SUPPLIED MATERIAL
========================================

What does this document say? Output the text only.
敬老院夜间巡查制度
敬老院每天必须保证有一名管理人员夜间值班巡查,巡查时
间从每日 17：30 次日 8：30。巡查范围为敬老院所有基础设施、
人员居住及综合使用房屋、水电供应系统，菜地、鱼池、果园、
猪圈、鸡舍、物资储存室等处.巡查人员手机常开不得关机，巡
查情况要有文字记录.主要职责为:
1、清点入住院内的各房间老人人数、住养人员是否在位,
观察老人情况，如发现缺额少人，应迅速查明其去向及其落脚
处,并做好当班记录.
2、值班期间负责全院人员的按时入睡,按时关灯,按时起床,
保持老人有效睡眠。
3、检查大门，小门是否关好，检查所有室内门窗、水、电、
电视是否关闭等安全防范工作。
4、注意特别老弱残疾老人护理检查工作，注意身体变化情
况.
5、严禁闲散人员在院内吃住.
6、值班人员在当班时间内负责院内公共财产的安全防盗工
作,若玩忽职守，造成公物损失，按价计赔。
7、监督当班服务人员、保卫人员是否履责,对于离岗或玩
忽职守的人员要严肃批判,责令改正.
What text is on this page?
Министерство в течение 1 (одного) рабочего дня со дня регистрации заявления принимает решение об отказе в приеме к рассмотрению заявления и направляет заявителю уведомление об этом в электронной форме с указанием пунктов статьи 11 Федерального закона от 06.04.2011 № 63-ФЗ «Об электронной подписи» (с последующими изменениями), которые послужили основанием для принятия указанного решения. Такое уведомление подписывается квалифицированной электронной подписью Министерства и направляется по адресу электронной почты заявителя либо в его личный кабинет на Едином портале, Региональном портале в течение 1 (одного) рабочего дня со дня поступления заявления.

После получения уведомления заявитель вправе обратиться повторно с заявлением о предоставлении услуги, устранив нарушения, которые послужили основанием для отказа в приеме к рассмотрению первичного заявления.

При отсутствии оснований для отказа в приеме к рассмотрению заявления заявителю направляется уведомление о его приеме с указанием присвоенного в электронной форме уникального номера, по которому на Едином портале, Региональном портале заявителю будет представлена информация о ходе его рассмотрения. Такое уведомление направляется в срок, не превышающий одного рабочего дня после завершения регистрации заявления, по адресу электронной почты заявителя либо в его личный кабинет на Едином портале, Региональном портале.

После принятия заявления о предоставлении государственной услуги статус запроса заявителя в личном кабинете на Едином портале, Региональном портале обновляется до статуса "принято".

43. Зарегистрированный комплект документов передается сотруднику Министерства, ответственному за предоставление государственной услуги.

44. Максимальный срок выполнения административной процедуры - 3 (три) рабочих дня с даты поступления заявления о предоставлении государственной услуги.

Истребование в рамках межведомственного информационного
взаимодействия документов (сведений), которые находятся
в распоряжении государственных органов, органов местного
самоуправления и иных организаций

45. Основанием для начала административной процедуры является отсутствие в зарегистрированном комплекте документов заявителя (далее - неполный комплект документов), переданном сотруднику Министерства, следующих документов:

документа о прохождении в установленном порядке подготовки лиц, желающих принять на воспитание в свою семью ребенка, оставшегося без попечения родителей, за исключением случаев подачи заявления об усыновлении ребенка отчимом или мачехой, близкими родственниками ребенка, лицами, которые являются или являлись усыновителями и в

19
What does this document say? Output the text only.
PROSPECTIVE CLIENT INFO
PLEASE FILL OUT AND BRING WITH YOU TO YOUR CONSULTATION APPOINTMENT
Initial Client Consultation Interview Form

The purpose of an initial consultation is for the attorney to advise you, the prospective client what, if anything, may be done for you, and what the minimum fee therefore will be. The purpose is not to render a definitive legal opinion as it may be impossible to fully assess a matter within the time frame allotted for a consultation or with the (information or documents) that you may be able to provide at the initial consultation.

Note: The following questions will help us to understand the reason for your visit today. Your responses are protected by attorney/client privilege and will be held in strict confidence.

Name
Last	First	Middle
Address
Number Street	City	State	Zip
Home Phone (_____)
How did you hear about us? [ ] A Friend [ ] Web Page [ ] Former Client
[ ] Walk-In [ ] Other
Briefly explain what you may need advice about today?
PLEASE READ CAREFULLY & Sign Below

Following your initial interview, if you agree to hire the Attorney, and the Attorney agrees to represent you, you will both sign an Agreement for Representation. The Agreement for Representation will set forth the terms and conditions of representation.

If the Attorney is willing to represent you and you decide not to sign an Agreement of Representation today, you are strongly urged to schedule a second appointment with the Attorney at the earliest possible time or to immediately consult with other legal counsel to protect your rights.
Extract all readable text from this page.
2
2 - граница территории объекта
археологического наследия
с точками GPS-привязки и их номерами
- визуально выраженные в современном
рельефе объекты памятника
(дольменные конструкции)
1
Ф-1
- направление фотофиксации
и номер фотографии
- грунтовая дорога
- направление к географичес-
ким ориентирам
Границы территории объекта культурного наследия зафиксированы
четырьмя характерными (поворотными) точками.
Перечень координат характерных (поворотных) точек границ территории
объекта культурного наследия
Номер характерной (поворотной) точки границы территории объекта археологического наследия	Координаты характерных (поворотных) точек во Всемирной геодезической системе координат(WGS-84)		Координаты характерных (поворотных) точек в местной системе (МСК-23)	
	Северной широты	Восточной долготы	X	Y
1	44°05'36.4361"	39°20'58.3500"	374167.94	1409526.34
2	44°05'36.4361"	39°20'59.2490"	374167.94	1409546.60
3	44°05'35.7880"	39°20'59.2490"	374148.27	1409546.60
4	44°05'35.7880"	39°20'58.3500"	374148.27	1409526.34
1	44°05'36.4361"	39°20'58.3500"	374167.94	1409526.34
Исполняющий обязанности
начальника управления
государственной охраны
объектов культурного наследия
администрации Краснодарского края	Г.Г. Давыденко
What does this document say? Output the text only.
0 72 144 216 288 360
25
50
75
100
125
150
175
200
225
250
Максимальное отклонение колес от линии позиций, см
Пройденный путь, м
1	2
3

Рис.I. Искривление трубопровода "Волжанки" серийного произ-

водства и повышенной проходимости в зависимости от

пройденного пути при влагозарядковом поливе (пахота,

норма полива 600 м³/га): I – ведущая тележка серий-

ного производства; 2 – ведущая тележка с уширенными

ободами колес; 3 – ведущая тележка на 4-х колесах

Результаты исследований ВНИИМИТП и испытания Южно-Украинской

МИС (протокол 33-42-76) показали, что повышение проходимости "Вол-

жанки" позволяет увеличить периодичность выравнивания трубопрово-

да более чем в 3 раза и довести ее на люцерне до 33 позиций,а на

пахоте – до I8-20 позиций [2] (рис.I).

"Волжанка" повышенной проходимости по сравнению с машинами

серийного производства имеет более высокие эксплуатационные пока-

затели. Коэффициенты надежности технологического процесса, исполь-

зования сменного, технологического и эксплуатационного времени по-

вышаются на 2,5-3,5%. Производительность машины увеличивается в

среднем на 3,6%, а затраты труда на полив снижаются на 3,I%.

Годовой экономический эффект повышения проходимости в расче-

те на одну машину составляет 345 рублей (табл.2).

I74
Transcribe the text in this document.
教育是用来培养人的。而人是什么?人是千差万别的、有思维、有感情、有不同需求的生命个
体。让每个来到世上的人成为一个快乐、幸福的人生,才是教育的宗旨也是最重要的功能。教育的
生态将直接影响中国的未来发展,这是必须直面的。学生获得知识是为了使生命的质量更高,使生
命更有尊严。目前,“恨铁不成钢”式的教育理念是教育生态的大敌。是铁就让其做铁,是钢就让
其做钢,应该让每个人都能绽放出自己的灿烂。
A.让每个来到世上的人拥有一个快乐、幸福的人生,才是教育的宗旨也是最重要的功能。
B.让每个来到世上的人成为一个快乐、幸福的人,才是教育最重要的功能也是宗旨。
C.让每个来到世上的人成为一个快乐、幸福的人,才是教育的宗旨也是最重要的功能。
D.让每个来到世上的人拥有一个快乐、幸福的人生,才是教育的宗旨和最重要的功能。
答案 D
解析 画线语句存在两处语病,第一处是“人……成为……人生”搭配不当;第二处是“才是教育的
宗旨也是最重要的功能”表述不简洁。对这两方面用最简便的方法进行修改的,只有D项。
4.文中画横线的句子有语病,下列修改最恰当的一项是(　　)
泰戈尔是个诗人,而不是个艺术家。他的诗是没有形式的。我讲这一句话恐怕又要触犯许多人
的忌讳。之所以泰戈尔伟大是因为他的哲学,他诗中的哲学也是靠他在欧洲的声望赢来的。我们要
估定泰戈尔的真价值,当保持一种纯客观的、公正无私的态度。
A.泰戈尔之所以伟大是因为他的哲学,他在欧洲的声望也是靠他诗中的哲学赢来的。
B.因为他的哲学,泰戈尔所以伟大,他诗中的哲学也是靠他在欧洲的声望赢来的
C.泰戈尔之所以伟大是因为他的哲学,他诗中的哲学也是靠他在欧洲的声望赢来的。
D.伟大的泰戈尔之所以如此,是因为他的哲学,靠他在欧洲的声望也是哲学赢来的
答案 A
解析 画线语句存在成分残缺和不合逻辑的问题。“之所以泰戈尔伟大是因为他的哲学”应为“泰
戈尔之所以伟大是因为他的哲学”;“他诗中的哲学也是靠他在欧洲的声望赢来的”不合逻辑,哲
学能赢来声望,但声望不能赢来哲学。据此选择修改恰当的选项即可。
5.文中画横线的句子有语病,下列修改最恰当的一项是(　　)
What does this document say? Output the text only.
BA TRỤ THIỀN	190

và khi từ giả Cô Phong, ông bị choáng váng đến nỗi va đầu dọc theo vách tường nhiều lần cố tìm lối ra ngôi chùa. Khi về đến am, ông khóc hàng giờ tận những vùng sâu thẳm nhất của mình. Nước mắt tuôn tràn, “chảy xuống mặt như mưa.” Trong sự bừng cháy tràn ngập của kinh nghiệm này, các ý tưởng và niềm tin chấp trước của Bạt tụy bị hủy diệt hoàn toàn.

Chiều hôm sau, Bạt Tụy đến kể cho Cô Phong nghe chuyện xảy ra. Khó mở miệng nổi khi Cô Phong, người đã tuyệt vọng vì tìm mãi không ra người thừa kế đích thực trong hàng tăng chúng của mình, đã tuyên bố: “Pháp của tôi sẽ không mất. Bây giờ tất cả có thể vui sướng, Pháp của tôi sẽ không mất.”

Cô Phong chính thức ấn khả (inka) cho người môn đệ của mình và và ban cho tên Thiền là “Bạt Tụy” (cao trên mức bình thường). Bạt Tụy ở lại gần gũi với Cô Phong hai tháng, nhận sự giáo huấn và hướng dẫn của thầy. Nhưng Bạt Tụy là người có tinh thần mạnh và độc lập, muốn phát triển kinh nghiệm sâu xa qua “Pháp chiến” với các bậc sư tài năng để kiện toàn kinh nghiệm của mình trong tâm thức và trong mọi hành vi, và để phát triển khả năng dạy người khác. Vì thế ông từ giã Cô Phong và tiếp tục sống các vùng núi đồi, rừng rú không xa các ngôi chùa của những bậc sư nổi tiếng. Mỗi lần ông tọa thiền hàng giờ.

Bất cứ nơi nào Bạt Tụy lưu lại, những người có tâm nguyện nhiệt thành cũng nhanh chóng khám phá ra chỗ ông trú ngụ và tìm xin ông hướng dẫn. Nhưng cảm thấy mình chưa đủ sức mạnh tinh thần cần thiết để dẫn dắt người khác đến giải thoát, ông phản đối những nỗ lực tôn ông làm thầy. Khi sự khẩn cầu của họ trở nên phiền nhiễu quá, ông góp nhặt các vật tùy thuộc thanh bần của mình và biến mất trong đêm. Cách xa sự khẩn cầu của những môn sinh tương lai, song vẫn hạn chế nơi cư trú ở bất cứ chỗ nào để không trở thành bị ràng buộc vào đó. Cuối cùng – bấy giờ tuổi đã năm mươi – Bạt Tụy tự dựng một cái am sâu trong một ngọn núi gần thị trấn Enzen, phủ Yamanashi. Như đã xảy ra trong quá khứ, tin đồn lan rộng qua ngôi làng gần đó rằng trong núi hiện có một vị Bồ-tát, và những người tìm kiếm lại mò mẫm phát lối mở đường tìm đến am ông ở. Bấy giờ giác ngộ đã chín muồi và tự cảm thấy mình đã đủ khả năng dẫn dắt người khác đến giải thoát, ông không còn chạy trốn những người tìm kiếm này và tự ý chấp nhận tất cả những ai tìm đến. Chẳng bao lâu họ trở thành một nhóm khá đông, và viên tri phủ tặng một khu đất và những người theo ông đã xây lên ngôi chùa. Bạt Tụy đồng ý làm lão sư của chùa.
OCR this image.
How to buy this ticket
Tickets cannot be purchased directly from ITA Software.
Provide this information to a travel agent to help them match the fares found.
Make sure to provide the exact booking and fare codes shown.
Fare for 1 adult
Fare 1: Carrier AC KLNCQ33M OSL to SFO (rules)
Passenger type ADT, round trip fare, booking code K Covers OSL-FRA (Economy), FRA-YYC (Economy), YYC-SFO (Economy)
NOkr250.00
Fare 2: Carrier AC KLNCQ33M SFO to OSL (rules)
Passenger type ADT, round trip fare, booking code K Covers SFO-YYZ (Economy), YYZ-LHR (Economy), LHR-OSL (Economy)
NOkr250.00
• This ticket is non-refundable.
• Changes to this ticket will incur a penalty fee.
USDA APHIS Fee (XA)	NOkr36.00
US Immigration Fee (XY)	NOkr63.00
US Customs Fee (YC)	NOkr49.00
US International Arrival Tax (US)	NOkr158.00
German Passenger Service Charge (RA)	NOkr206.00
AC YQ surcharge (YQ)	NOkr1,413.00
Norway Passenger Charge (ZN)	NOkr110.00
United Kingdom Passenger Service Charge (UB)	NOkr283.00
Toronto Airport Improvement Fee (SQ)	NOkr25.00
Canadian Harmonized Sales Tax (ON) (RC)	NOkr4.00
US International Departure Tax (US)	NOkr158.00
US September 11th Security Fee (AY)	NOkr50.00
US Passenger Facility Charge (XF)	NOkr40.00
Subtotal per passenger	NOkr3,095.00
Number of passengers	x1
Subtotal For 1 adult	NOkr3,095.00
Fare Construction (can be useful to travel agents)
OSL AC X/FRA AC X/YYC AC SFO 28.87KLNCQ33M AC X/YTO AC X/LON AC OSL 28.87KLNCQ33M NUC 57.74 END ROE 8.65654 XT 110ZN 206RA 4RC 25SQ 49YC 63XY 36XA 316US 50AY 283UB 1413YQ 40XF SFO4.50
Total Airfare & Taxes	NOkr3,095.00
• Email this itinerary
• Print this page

========================================

EXERCISE
Track down every line of the material containing the string "производства", and copy it.

SOLVED EXERCISE
ного производства; 2 – ведущая тележка с уширенными
серийного производства имеет более высокие эксплуатационные пока-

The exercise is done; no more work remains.